_Exercise objective_
Count the lines below that contain the word "What", and reply with that number alone.

(Figure dataset records)
>> BEGIN

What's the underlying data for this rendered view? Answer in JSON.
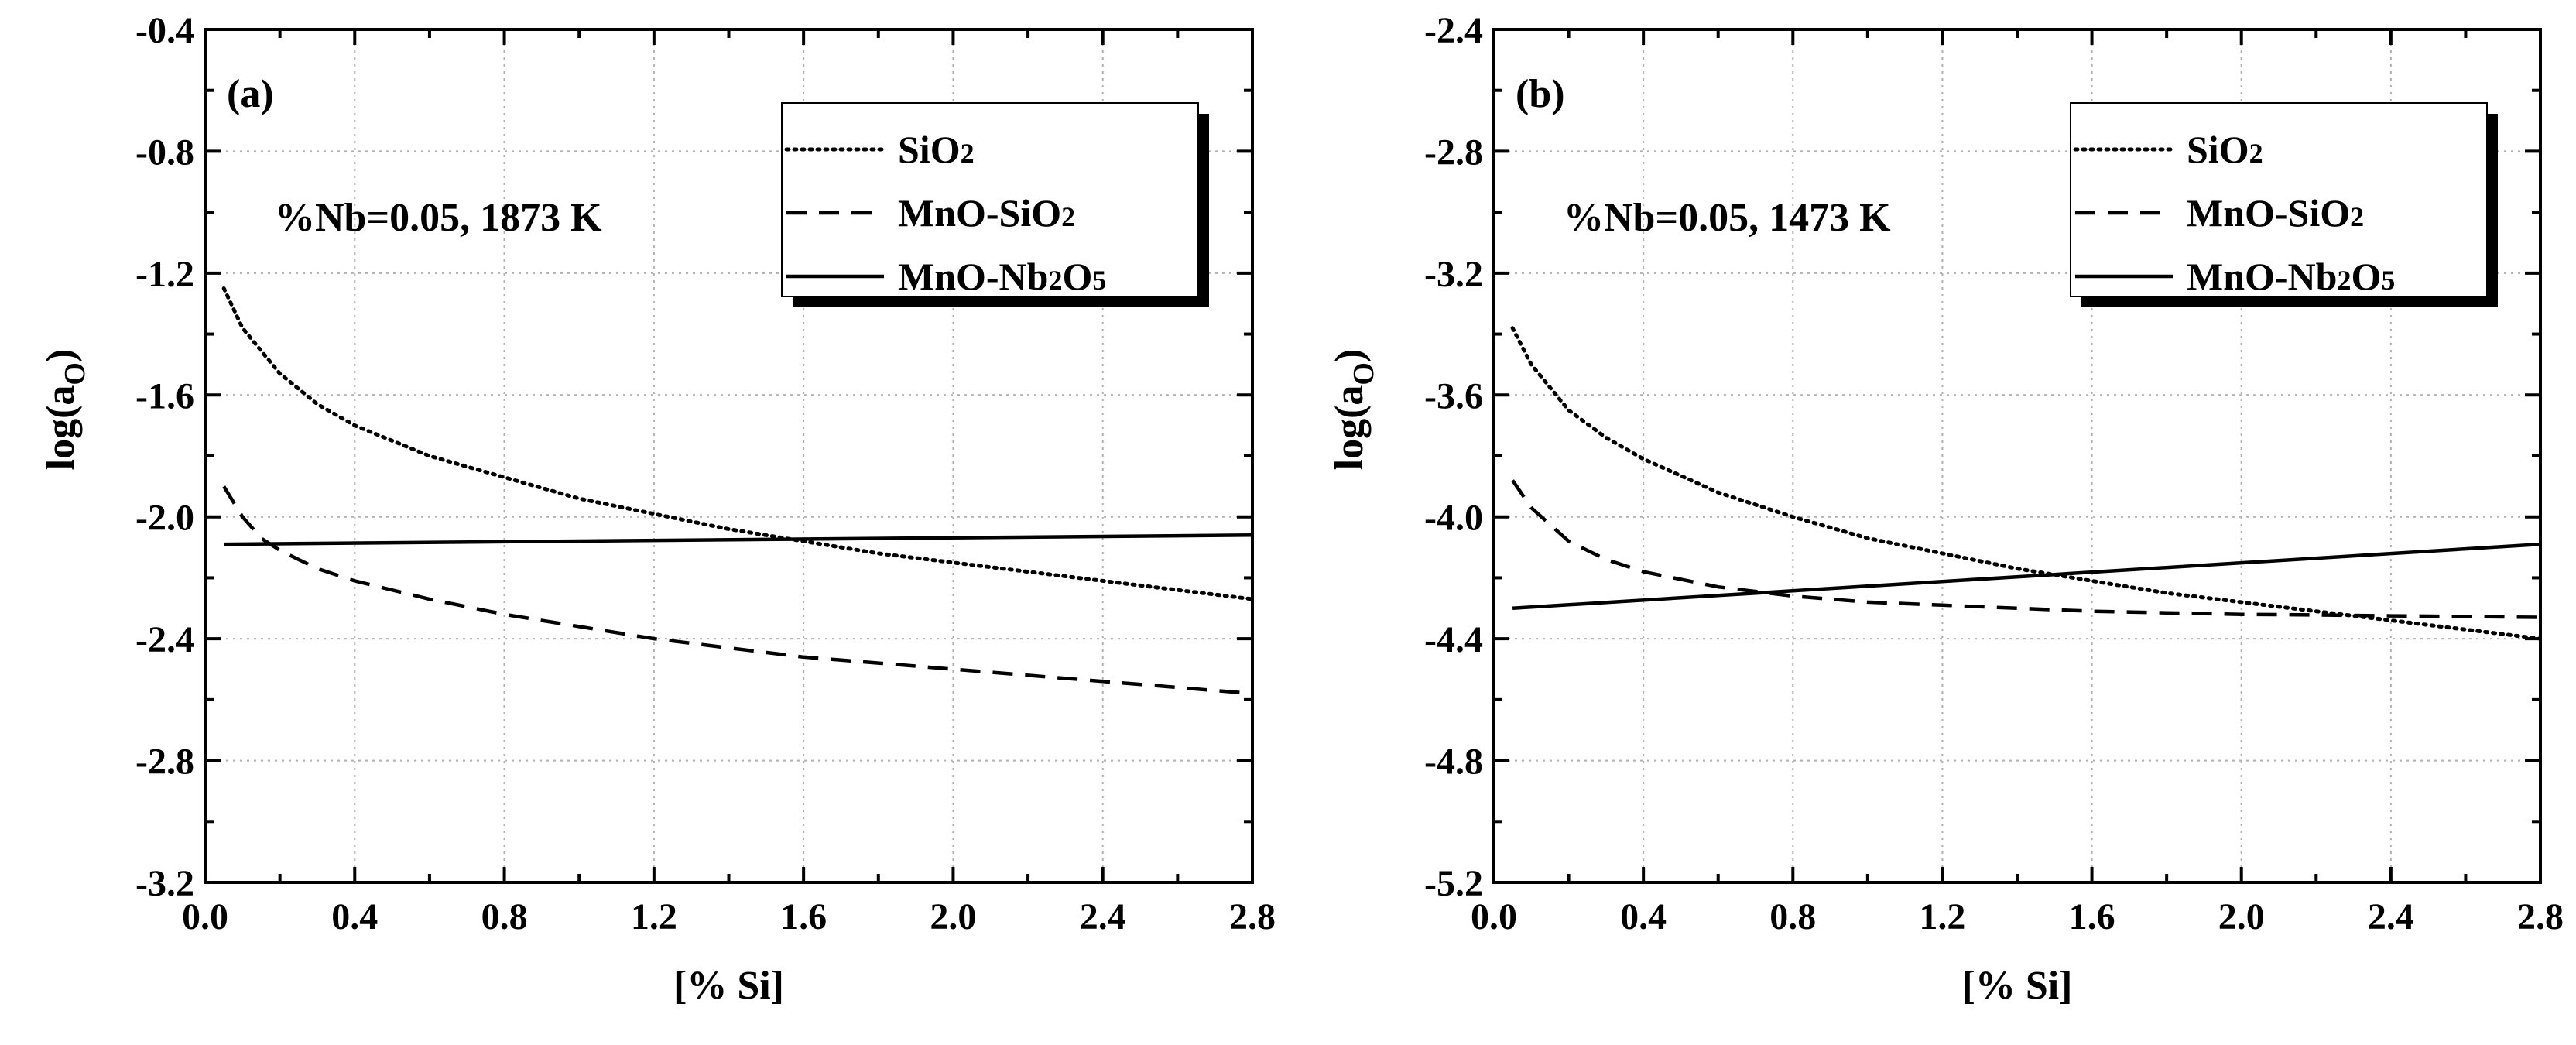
{
  "chart_data": [
    {
      "type": "line",
      "panel_label": "(a)",
      "annotation": "%Nb=0.05, 1873 K",
      "xlabel": "[% Si]",
      "ylabel": {
        "base": "log(a",
        "sub": "O",
        "close": ")"
      },
      "xlim": [
        0.0,
        2.8
      ],
      "ylim": [
        -3.2,
        -0.4
      ],
      "xticks": [
        0.0,
        0.4,
        0.8,
        1.2,
        1.6,
        2.0,
        2.4,
        2.8
      ],
      "xtick_labels": [
        "0.0",
        "0.4",
        "0.8",
        "1.2",
        "1.6",
        "2.0",
        "2.4",
        "2.8"
      ],
      "yticks": [
        -3.2,
        -2.8,
        -2.4,
        -2.0,
        -1.6,
        -1.2,
        -0.8,
        -0.4
      ],
      "ytick_labels": [
        "-3.2",
        "-2.8",
        "-2.4",
        "-2.0",
        "-1.6",
        "-1.2",
        "-0.8",
        "-0.4"
      ],
      "grid": true,
      "legend_position": "top-right",
      "series": [
        {
          "name": "SiO2",
          "legend_label": {
            "parts": [
              "SiO",
              "2",
              ""
            ]
          },
          "style": "dotted",
          "x": [
            0.05,
            0.1,
            0.2,
            0.3,
            0.4,
            0.6,
            0.8,
            1.0,
            1.2,
            1.4,
            1.6,
            1.8,
            2.0,
            2.2,
            2.4,
            2.6,
            2.8
          ],
          "y": [
            -1.25,
            -1.38,
            -1.53,
            -1.63,
            -1.7,
            -1.8,
            -1.87,
            -1.94,
            -1.99,
            -2.04,
            -2.08,
            -2.12,
            -2.15,
            -2.18,
            -2.21,
            -2.24,
            -2.27
          ]
        },
        {
          "name": "MnO-SiO2",
          "legend_label": {
            "parts": [
              "MnO-SiO",
              "2",
              ""
            ]
          },
          "style": "dashed",
          "x": [
            0.05,
            0.1,
            0.15,
            0.2,
            0.3,
            0.4,
            0.6,
            0.8,
            1.0,
            1.2,
            1.4,
            1.6,
            1.8,
            2.0,
            2.2,
            2.4,
            2.6,
            2.8
          ],
          "y": [
            -1.9,
            -2.0,
            -2.07,
            -2.11,
            -2.17,
            -2.21,
            -2.27,
            -2.32,
            -2.36,
            -2.4,
            -2.43,
            -2.46,
            -2.48,
            -2.5,
            -2.52,
            -2.54,
            -2.56,
            -2.58
          ]
        },
        {
          "name": "MnO-Nb2O5",
          "legend_label": {
            "parts": [
              "MnO-Nb",
              "2",
              "O",
              "5"
            ]
          },
          "style": "solid",
          "x": [
            0.05,
            2.8
          ],
          "y": [
            -2.09,
            -2.06
          ]
        }
      ]
    },
    {
      "type": "line",
      "panel_label": "(b)",
      "annotation": "%Nb=0.05, 1473 K",
      "xlabel": "[% Si]",
      "ylabel": {
        "base": "log(a",
        "sub": "O",
        "close": ")"
      },
      "xlim": [
        0.0,
        2.8
      ],
      "ylim": [
        -5.2,
        -2.4
      ],
      "xticks": [
        0.0,
        0.4,
        0.8,
        1.2,
        1.6,
        2.0,
        2.4,
        2.8
      ],
      "xtick_labels": [
        "0.0",
        "0.4",
        "0.8",
        "1.2",
        "1.6",
        "2.0",
        "2.4",
        "2.8"
      ],
      "yticks": [
        -5.2,
        -4.8,
        -4.4,
        -4.0,
        -3.6,
        -3.2,
        -2.8,
        -2.4
      ],
      "ytick_labels": [
        "-5.2",
        "-4.8",
        "-4.4",
        "-4.0",
        "-3.6",
        "-3.2",
        "-2.8",
        "-2.4"
      ],
      "grid": true,
      "legend_position": "top-right",
      "series": [
        {
          "name": "SiO2",
          "legend_label": {
            "parts": [
              "SiO",
              "2",
              ""
            ]
          },
          "style": "dotted",
          "x": [
            0.05,
            0.1,
            0.2,
            0.3,
            0.4,
            0.6,
            0.8,
            1.0,
            1.2,
            1.4,
            1.6,
            1.8,
            2.0,
            2.2,
            2.4,
            2.6,
            2.8
          ],
          "y": [
            -3.38,
            -3.5,
            -3.65,
            -3.74,
            -3.81,
            -3.92,
            -4.0,
            -4.07,
            -4.12,
            -4.17,
            -4.21,
            -4.25,
            -4.28,
            -4.31,
            -4.34,
            -4.37,
            -4.4
          ]
        },
        {
          "name": "MnO-SiO2",
          "legend_label": {
            "parts": [
              "MnO-SiO",
              "2",
              ""
            ]
          },
          "style": "dashed",
          "x": [
            0.05,
            0.1,
            0.2,
            0.3,
            0.4,
            0.6,
            0.8,
            1.0,
            1.2,
            1.4,
            1.6,
            1.8,
            2.0,
            2.2,
            2.4,
            2.6,
            2.8
          ],
          "y": [
            -3.88,
            -3.97,
            -4.08,
            -4.14,
            -4.18,
            -4.23,
            -4.26,
            -4.28,
            -4.29,
            -4.3,
            -4.31,
            -4.315,
            -4.32,
            -4.322,
            -4.325,
            -4.327,
            -4.33
          ]
        },
        {
          "name": "MnO-Nb2O5",
          "legend_label": {
            "parts": [
              "MnO-Nb",
              "2",
              "O",
              "5"
            ]
          },
          "style": "solid",
          "x": [
            0.05,
            2.8
          ],
          "y": [
            -4.3,
            -4.09
          ]
        }
      ]
    }
  ]
}
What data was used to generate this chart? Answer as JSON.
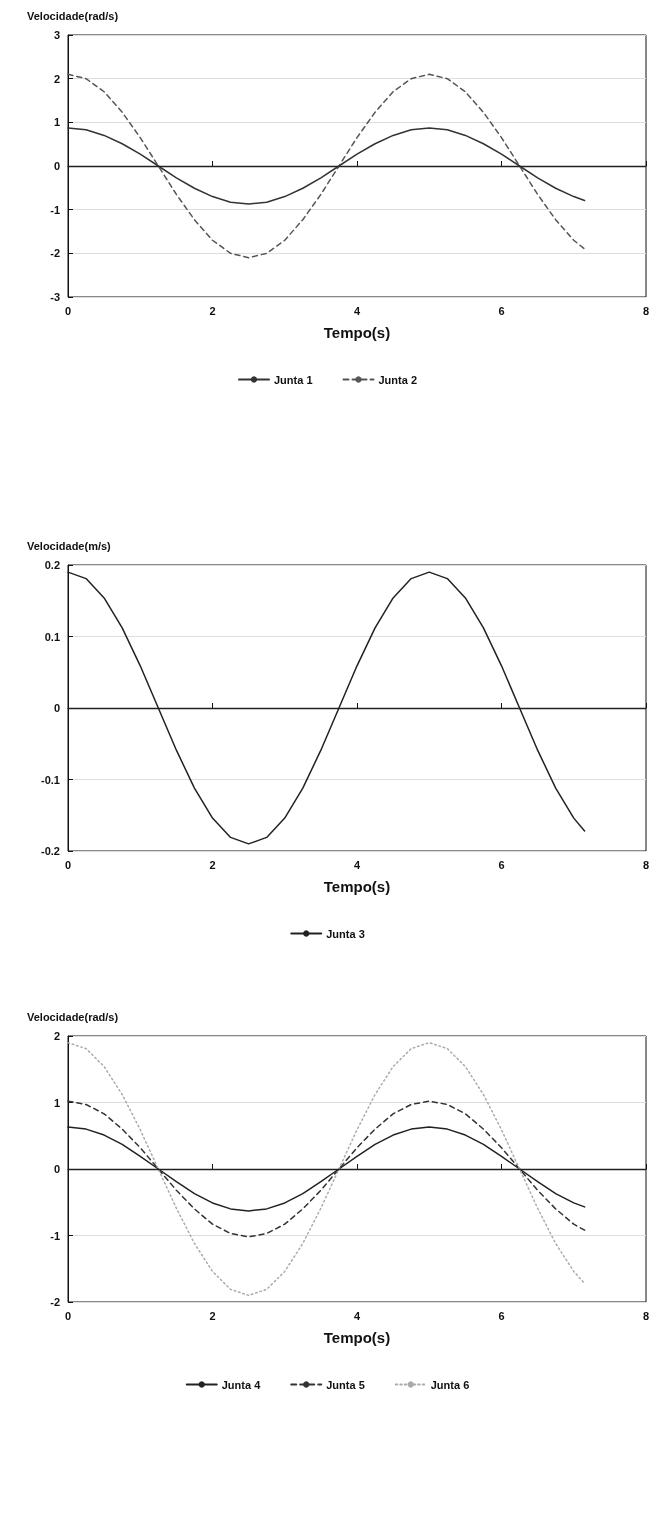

>> END

_Expected answer_
2